==== PROVIDED RECORDS ====

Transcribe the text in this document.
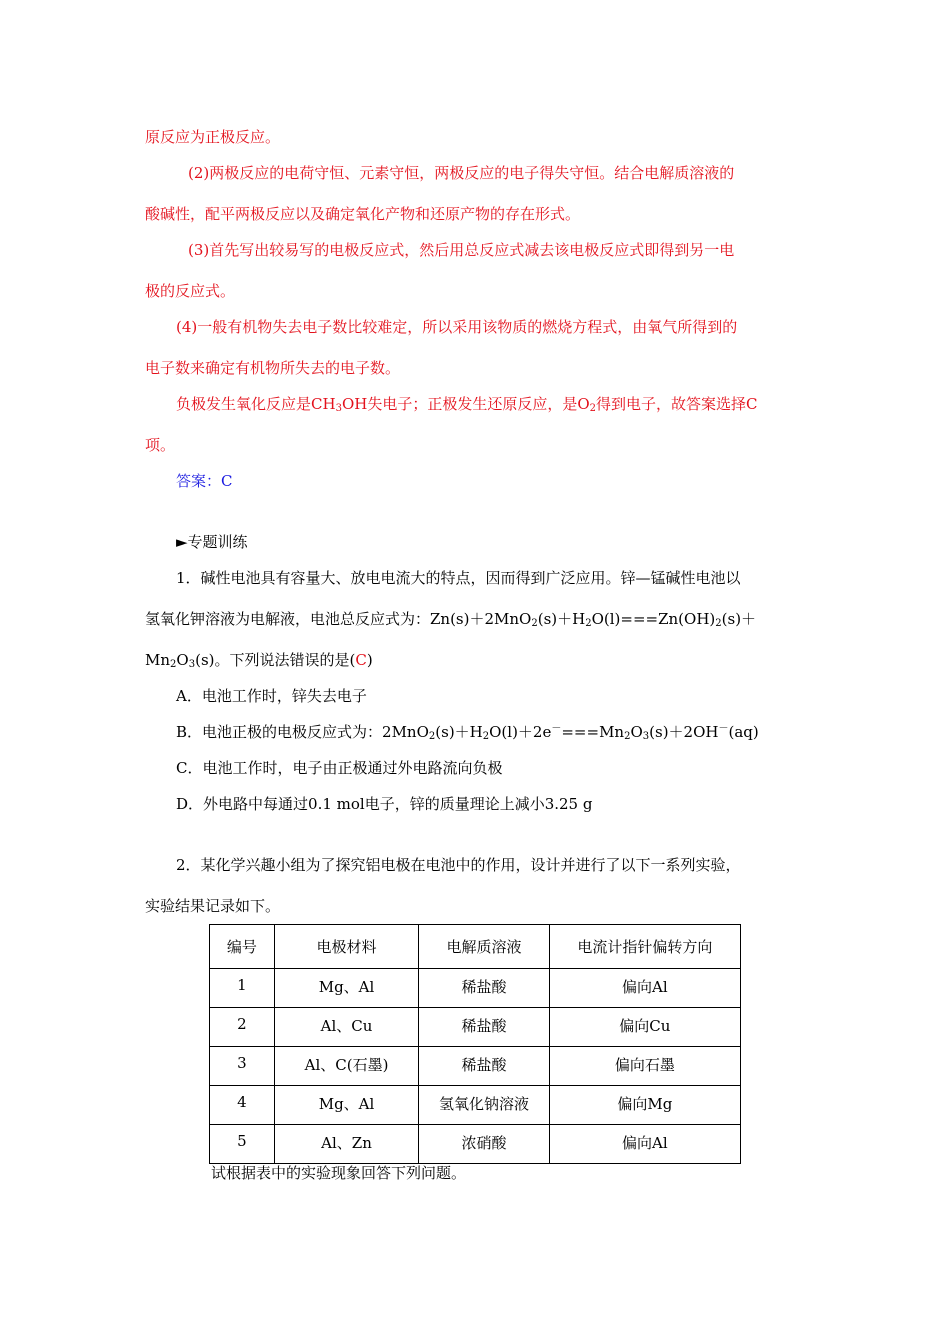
原反应为正极反应。
(2)两极反应的电荷守恒、元素守恒，两极反应的电子得失守恒。结合电解质溶液的
酸碱性，配平两极反应以及确定氧化产物和还原产物的存在形式。
(3)首先写出较易写的电极反应式，然后用总反应式减去该电极反应式即得到另一电
极的反应式。
(4)一般有机物失去电子数比较难定，所以采用该物质的燃烧方程式，由氧气所得到的
电子数来确定有机物所失去的电子数。
负极发生氧化反应是$CH_3OH$失电子；正极发生还原反应，是$O_2$得到电子，故答案选择C
项。
答案：C
►专题训练
1．碱性电池具有容量大、放电电流大的特点，因而得到广泛应用。锌—锰碱性电池以
氢氧化钾溶液为电解液，电池总反应式为：$Zn(s)+2MnO_2(s)+H_2O(l)===Zn(OH)_2(s)+$
$Mn_2O_3(s)$。下列说法错误的是(C)
A．电池工作时，锌失去电子
B．电池正极的电极反应式为：$2MnO_2(s)+H_2O(l)+2e^-===Mn_2O_3(s)+2OH^-(aq)$
C．电池工作时，电子由正极通过外电路流向负极
D．外电路中每通过0.1 mol电子，锌的质量理论上减小3.25 g
2．某化学兴趣小组为了探究铝电极在电池中的作用，设计并进行了以下一系列实验，
实验结果记录如下。
编号	电极材料	电解质溶液	电流计指针偏转方向
1	Mg、Al	稀盐酸	偏向Al
2	Al、Cu	稀盐酸	偏向Cu
3	Al、C(石墨)	稀盐酸	偏向石墨
4	Mg、Al	氢氧化钠溶液	偏向Mg
5	Al、Zn	浓硝酸	偏向Al
试根据表中的实验现象回答下列问题。
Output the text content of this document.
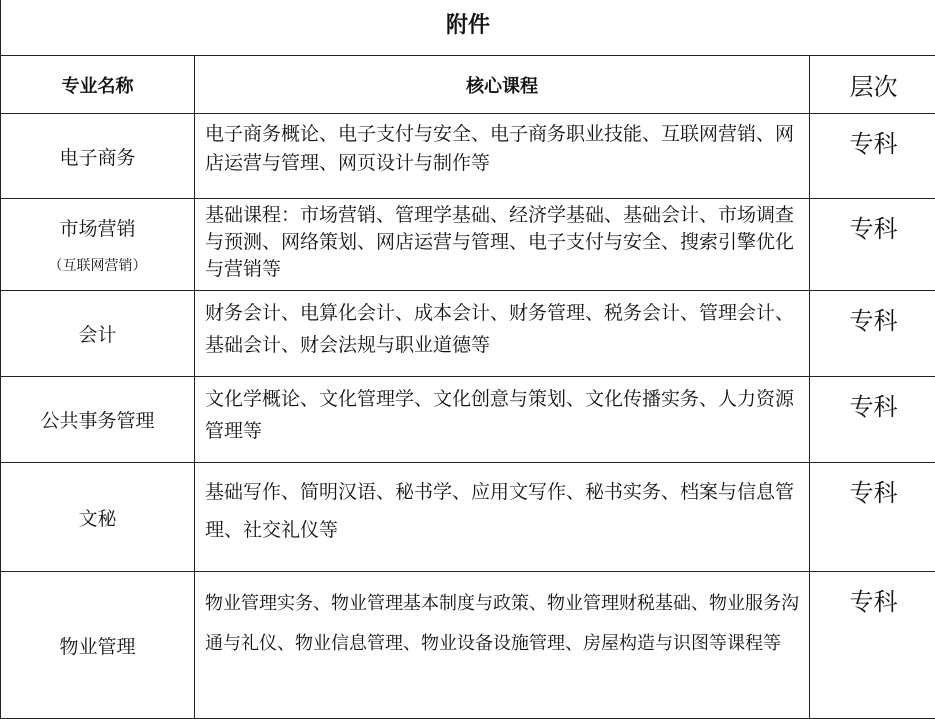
附件
专业名称	核心课程	层次

电子商务	电子商务概论、电子支付与安全、电子商务职业技能、互联网营销、网店运营与管理、网页设计与制作等	专科

市场营销
（互联网营销）	基础课程：市场营销、管理学基础、经济学基础、基础会计、市场调查与预测、网络策划、网店运营与管理、电子支付与安全、搜索引擎优化与营销等	专科

会计	财务会计、电算化会计、成本会计、财务管理、税务会计、管理会计、基础会计、财会法规与职业道德等	专科

公共事务管理	文化学概论、文化管理学、文化创意与策划、文化传播实务、人力资源管理等	专科

文秘	基础写作、简明汉语、秘书学、应用文写作、秘书实务、档案与信息管理、社交礼仪等	专科

物业管理	物业管理实务、物业管理基本制度与政策、物业管理财税基础、物业服务沟通与礼仪、物业信息管理、物业设备设施管理、房屋构造与识图等课程等	专科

====

TASK BRIEF:
Scan the listing above for the word "互联网营销" and show each line where it is found.

COMPLETE ANSWER:
电子商务	电子商务概论、电子支付与安全、电子商务职业技能、互联网营销、网店运营与管理、网页设计与制作等	专科
（互联网营销）	基础课程：市场营销、管理学基础、经济学基础、基础会计、市场调查与预测、网络策划、网店运营与管理、电子支付与安全、搜索引擎优化与营销等	专科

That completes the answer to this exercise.